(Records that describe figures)
* * * * *

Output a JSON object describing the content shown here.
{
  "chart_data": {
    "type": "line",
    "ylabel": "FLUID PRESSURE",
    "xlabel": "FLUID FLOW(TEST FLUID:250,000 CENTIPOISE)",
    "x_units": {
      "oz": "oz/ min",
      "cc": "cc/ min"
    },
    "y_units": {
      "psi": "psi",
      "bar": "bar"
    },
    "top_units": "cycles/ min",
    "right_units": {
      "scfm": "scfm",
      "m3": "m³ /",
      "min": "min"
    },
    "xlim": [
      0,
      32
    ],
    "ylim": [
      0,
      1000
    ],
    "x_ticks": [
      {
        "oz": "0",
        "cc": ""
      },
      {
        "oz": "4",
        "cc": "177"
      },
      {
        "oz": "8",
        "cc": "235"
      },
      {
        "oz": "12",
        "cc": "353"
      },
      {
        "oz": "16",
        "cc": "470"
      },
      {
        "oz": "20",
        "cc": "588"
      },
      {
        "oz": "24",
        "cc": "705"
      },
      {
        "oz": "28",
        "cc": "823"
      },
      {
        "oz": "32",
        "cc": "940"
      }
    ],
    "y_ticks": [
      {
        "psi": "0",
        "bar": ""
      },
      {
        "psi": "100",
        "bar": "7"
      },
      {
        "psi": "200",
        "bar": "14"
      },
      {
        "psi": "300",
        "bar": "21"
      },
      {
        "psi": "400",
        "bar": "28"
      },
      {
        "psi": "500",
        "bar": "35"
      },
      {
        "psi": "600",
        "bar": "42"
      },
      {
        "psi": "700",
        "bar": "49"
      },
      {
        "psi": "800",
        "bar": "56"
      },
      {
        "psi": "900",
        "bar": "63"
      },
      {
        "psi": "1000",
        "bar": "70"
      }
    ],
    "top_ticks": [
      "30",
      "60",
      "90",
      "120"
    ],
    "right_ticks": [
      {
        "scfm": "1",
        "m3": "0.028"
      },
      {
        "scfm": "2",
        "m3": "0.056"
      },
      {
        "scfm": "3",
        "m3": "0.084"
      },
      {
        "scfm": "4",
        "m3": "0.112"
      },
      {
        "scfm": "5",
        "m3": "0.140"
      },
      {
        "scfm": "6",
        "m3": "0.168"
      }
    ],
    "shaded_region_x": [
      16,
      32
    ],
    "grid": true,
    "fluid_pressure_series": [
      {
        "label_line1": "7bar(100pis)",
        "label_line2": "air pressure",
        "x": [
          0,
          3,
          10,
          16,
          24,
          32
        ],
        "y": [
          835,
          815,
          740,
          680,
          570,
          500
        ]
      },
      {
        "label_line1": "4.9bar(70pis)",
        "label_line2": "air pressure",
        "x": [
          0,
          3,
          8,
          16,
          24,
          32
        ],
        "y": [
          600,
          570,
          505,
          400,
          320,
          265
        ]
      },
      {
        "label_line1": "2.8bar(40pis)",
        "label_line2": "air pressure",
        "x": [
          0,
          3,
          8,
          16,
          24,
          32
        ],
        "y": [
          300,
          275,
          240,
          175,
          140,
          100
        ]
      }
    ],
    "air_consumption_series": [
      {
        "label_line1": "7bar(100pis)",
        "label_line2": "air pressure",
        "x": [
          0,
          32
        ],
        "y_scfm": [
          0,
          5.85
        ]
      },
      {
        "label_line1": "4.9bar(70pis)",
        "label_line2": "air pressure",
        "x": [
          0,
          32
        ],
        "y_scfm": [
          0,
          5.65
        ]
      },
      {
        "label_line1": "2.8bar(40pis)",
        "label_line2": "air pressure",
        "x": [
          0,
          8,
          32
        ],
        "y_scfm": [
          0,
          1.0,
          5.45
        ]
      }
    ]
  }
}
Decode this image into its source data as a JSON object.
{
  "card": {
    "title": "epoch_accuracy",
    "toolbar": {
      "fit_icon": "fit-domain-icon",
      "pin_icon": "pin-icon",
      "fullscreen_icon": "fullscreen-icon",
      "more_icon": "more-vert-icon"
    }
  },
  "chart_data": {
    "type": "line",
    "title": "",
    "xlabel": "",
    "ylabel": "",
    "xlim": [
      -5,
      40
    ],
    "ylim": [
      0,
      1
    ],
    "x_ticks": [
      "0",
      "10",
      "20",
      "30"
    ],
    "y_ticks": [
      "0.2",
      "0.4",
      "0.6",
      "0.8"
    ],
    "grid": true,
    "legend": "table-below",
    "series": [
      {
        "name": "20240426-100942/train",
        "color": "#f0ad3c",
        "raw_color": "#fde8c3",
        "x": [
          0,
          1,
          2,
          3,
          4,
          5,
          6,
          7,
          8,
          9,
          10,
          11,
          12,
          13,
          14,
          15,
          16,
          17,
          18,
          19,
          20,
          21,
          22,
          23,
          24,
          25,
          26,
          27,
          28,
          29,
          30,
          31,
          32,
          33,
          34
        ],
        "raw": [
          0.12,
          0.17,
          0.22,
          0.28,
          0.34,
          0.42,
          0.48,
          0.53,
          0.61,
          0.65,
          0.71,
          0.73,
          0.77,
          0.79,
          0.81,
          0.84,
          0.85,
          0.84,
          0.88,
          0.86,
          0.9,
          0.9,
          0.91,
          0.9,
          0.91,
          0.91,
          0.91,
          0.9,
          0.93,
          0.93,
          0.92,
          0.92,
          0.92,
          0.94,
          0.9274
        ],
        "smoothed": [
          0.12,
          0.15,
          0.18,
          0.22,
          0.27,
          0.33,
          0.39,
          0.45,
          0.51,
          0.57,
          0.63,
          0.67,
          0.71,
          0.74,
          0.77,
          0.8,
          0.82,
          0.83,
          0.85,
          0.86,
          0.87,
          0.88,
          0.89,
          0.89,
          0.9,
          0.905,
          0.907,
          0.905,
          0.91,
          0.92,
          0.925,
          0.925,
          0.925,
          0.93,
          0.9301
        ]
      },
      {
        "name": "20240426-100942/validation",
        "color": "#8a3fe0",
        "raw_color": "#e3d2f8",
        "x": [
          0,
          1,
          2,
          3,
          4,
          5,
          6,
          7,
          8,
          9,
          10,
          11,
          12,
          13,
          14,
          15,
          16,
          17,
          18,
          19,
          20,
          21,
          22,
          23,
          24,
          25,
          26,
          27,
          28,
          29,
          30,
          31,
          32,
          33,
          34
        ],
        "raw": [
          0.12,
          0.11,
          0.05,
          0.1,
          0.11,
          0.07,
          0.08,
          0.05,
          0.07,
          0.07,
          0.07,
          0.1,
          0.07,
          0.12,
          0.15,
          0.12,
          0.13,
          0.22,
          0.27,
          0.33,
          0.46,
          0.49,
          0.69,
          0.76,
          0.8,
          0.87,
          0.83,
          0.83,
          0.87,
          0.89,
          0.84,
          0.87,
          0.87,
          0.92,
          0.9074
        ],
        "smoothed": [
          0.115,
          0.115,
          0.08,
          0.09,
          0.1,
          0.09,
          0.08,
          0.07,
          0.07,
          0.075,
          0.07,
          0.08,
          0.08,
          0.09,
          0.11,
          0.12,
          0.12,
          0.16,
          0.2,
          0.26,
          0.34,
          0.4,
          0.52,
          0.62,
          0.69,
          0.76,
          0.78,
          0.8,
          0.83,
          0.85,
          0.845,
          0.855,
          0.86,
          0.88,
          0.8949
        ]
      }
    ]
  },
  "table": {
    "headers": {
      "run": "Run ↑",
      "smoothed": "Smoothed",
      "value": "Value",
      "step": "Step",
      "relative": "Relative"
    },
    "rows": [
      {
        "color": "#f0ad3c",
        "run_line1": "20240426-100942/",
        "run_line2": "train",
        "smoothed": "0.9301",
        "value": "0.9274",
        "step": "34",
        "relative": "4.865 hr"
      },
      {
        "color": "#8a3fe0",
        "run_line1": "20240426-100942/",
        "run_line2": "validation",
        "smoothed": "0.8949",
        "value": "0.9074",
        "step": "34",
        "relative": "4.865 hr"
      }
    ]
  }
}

* * * * *

- TASK DESCRIPTION: Report every line in the data above in which the word "validation" appears.

- COMPLETED TASK:
        "name": "20240426-100942/validation",
        "run_line2": "validation",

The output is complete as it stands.